== GOAL OF THE EXERCISE ==
Reproduce the listing below exactly, minus its pictures.

(Entries with figure data)

>>>

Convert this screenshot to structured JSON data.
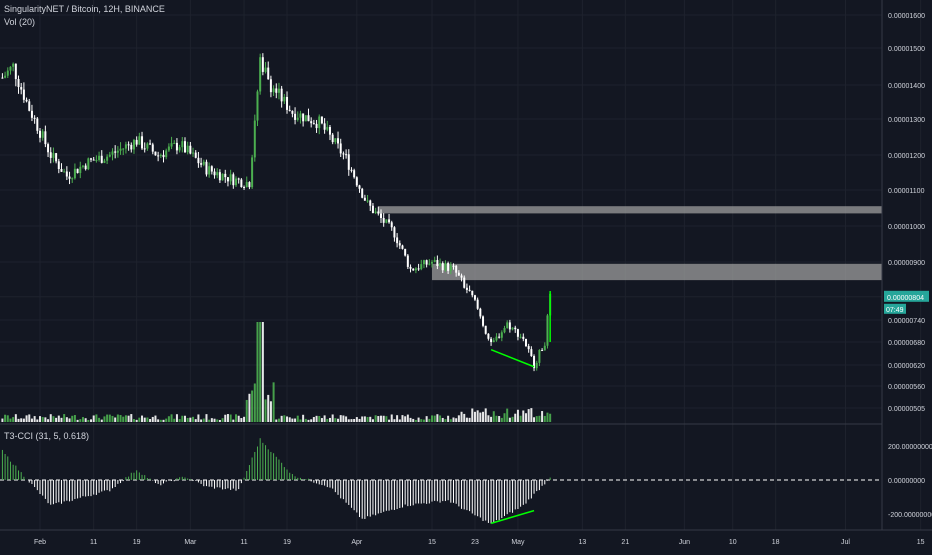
{
  "header": {
    "title": "SingularityNET / Bitcoin, 12H, BINANCE",
    "volume_label": "Vol (20)"
  },
  "oscillator": {
    "label": "T3-CCI (31, 5, 0.618)",
    "ticks": [
      "200.00000000",
      "0.00000000",
      "-200.00000000"
    ],
    "tick_values": [
      200,
      0,
      -200
    ]
  },
  "price_axis": {
    "ticks": [
      "0.00001600",
      "0.00001500",
      "0.00001400",
      "0.00001300",
      "0.00001200",
      "0.00001100",
      "0.00001000",
      "0.00000900",
      "0.00000804",
      "0.00000740",
      "0.00000680",
      "0.00000620",
      "0.00000560",
      "0.00000505"
    ],
    "tick_values": [
      1600,
      1500,
      1400,
      1300,
      1200,
      1100,
      1000,
      900,
      804,
      740,
      680,
      620,
      560,
      505
    ],
    "current_price": "0.00000804",
    "countdown": "07:49"
  },
  "time_axis": {
    "labels": [
      "Feb",
      "11",
      "19",
      "Mar",
      "11",
      "19",
      "Apr",
      "15",
      "23",
      "May",
      "13",
      "21",
      "Jun",
      "10",
      "18",
      "Jul",
      "15"
    ]
  },
  "colors": {
    "background": "#131722",
    "up": "#4caf50",
    "down": "#ffffff",
    "bright_up": "#00ff00",
    "zone": "#9e9e9e",
    "grid": "#1e222d"
  },
  "chart_data": {
    "type": "candlestick",
    "title": "SingularityNET / Bitcoin, 12H, BINANCE",
    "note_units": "price values in 1e-8 BTC (satoshi)",
    "approx_close_path": [
      {
        "date": "Jan 25",
        "close": 1420
      },
      {
        "date": "Jan 27",
        "close": 1450
      },
      {
        "date": "Jan 30",
        "close": 1330
      },
      {
        "date": "Feb 3",
        "close": 1200
      },
      {
        "date": "Feb 6",
        "close": 1140
      },
      {
        "date": "Feb 10",
        "close": 1180
      },
      {
        "date": "Feb 14",
        "close": 1200
      },
      {
        "date": "Feb 19",
        "close": 1240
      },
      {
        "date": "Feb 23",
        "close": 1200
      },
      {
        "date": "Feb 27",
        "close": 1230
      },
      {
        "date": "Mar 4",
        "close": 1160
      },
      {
        "date": "Mar 9",
        "close": 1130
      },
      {
        "date": "Mar 12",
        "close": 1120
      },
      {
        "date": "Mar 14",
        "close": 1470
      },
      {
        "date": "Mar 16",
        "close": 1400
      },
      {
        "date": "Mar 20",
        "close": 1320
      },
      {
        "date": "Mar 25",
        "close": 1290
      },
      {
        "date": "Mar 30",
        "close": 1190
      },
      {
        "date": "Apr 3",
        "close": 1060
      },
      {
        "date": "Apr 8",
        "close": 980
      },
      {
        "date": "Apr 11",
        "close": 880
      },
      {
        "date": "Apr 15",
        "close": 900
      },
      {
        "date": "Apr 19",
        "close": 880
      },
      {
        "date": "Apr 23",
        "close": 790
      },
      {
        "date": "Apr 26",
        "close": 670
      },
      {
        "date": "Apr 29",
        "close": 730
      },
      {
        "date": "May 2",
        "close": 690
      },
      {
        "date": "May 4",
        "close": 620
      },
      {
        "date": "May 6",
        "close": 680
      },
      {
        "date": "May 7",
        "close": 804
      }
    ],
    "resistance_zones": [
      {
        "from_date": "Apr 5",
        "to_date": "Jul 17",
        "low": 1035,
        "high": 1055
      },
      {
        "from_date": "Apr 15",
        "to_date": "Jul 17",
        "low": 850,
        "high": 895
      }
    ],
    "divergence_line": {
      "from": {
        "date": "Apr 26",
        "value": 660
      },
      "to": {
        "date": "May 4",
        "value": 615
      }
    },
    "volume_spike": {
      "date": "Mar 14"
    },
    "oscillator_points": [
      {
        "date": "Jan 25",
        "value": 170
      },
      {
        "date": "Jan 28",
        "value": 60
      },
      {
        "date": "Feb 3",
        "value": -150
      },
      {
        "date": "Feb 14",
        "value": -60
      },
      {
        "date": "Feb 19",
        "value": 60
      },
      {
        "date": "Feb 23",
        "value": -30
      },
      {
        "date": "Feb 28",
        "value": 20
      },
      {
        "date": "Mar 4",
        "value": -40
      },
      {
        "date": "Mar 10",
        "value": -60
      },
      {
        "date": "Mar 14",
        "value": 240
      },
      {
        "date": "Mar 20",
        "value": 30
      },
      {
        "date": "Mar 27",
        "value": -40
      },
      {
        "date": "Apr 2",
        "value": -230
      },
      {
        "date": "Apr 10",
        "value": -150
      },
      {
        "date": "Apr 18",
        "value": -120
      },
      {
        "date": "Apr 26",
        "value": -260
      },
      {
        "date": "May 2",
        "value": -150
      },
      {
        "date": "May 6",
        "value": -20
      },
      {
        "date": "May 7",
        "value": 20
      }
    ],
    "oscillator_divergence": {
      "from": {
        "date": "Apr 26",
        "value": -255
      },
      "to": {
        "date": "May 4",
        "value": -180
      }
    }
  }
}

<<<

== OUTPUT ==
Convert this screenshot to structured JSON data.
{
  "header": {
    "title": "SingularityNET / Bitcoin, 12H, BINANCE",
    "volume_label": "Vol (20)"
  },
  "oscillator": {
    "label": "T3-CCI (31, 5, 0.618)",
    "ticks": [
      "200.00000000",
      "0.00000000",
      "-200.00000000"
    ],
    "tick_values": [
      200,
      0,
      -200
    ]
  },
  "price_axis": {
    "ticks": [
      "0.00001600",
      "0.00001500",
      "0.00001400",
      "0.00001300",
      "0.00001200",
      "0.00001100",
      "0.00001000",
      "0.00000900",
      "0.00000804",
      "0.00000740",
      "0.00000680",
      "0.00000620",
      "0.00000560",
      "0.00000505"
    ],
    "tick_values": [
      1600,
      1500,
      1400,
      1300,
      1200,
      1100,
      1000,
      900,
      804,
      740,
      680,
      620,
      560,
      505
    ],
    "current_price": "0.00000804",
    "countdown": "07:49"
  },
  "time_axis": {
    "labels": [
      "Feb",
      "11",
      "19",
      "Mar",
      "11",
      "19",
      "Apr",
      "15",
      "23",
      "May",
      "13",
      "21",
      "Jun",
      "10",
      "18",
      "Jul",
      "15"
    ]
  },
  "colors": {
    "background": "#131722",
    "up": "#4caf50",
    "down": "#ffffff",
    "bright_up": "#00ff00",
    "zone": "#9e9e9e",
    "grid": "#1e222d"
  },
  "chart_data": {
    "type": "candlestick",
    "title": "SingularityNET / Bitcoin, 12H, BINANCE",
    "note_units": "price values in 1e-8 BTC (satoshi)",
    "approx_close_path": [
      {
        "date": "Jan 25",
        "close": 1420
      },
      {
        "date": "Jan 27",
        "close": 1450
      },
      {
        "date": "Jan 30",
        "close": 1330
      },
      {
        "date": "Feb 3",
        "close": 1200
      },
      {
        "date": "Feb 6",
        "close": 1140
      },
      {
        "date": "Feb 10",
        "close": 1180
      },
      {
        "date": "Feb 14",
        "close": 1200
      },
      {
        "date": "Feb 19",
        "close": 1240
      },
      {
        "date": "Feb 23",
        "close": 1200
      },
      {
        "date": "Feb 27",
        "close": 1230
      },
      {
        "date": "Mar 4",
        "close": 1160
      },
      {
        "date": "Mar 9",
        "close": 1130
      },
      {
        "date": "Mar 12",
        "close": 1120
      },
      {
        "date": "Mar 14",
        "close": 1470
      },
      {
        "date": "Mar 16",
        "close": 1400
      },
      {
        "date": "Mar 20",
        "close": 1320
      },
      {
        "date": "Mar 25",
        "close": 1290
      },
      {
        "date": "Mar 30",
        "close": 1190
      },
      {
        "date": "Apr 3",
        "close": 1060
      },
      {
        "date": "Apr 8",
        "close": 980
      },
      {
        "date": "Apr 11",
        "close": 880
      },
      {
        "date": "Apr 15",
        "close": 900
      },
      {
        "date": "Apr 19",
        "close": 880
      },
      {
        "date": "Apr 23",
        "close": 790
      },
      {
        "date": "Apr 26",
        "close": 670
      },
      {
        "date": "Apr 29",
        "close": 730
      },
      {
        "date": "May 2",
        "close": 690
      },
      {
        "date": "May 4",
        "close": 620
      },
      {
        "date": "May 6",
        "close": 680
      },
      {
        "date": "May 7",
        "close": 804
      }
    ],
    "resistance_zones": [
      {
        "from_date": "Apr 5",
        "to_date": "Jul 17",
        "low": 1035,
        "high": 1055
      },
      {
        "from_date": "Apr 15",
        "to_date": "Jul 17",
        "low": 850,
        "high": 895
      }
    ],
    "divergence_line": {
      "from": {
        "date": "Apr 26",
        "value": 660
      },
      "to": {
        "date": "May 4",
        "value": 615
      }
    },
    "volume_spike": {
      "date": "Mar 14"
    },
    "oscillator_points": [
      {
        "date": "Jan 25",
        "value": 170
      },
      {
        "date": "Jan 28",
        "value": 60
      },
      {
        "date": "Feb 3",
        "value": -150
      },
      {
        "date": "Feb 14",
        "value": -60
      },
      {
        "date": "Feb 19",
        "value": 60
      },
      {
        "date": "Feb 23",
        "value": -30
      },
      {
        "date": "Feb 28",
        "value": 20
      },
      {
        "date": "Mar 4",
        "value": -40
      },
      {
        "date": "Mar 10",
        "value": -60
      },
      {
        "date": "Mar 14",
        "value": 240
      },
      {
        "date": "Mar 20",
        "value": 30
      },
      {
        "date": "Mar 27",
        "value": -40
      },
      {
        "date": "Apr 2",
        "value": -230
      },
      {
        "date": "Apr 10",
        "value": -150
      },
      {
        "date": "Apr 18",
        "value": -120
      },
      {
        "date": "Apr 26",
        "value": -260
      },
      {
        "date": "May 2",
        "value": -150
      },
      {
        "date": "May 6",
        "value": -20
      },
      {
        "date": "May 7",
        "value": 20
      }
    ],
    "oscillator_divergence": {
      "from": {
        "date": "Apr 26",
        "value": -255
      },
      "to": {
        "date": "May 4",
        "value": -180
      }
    }
  }
}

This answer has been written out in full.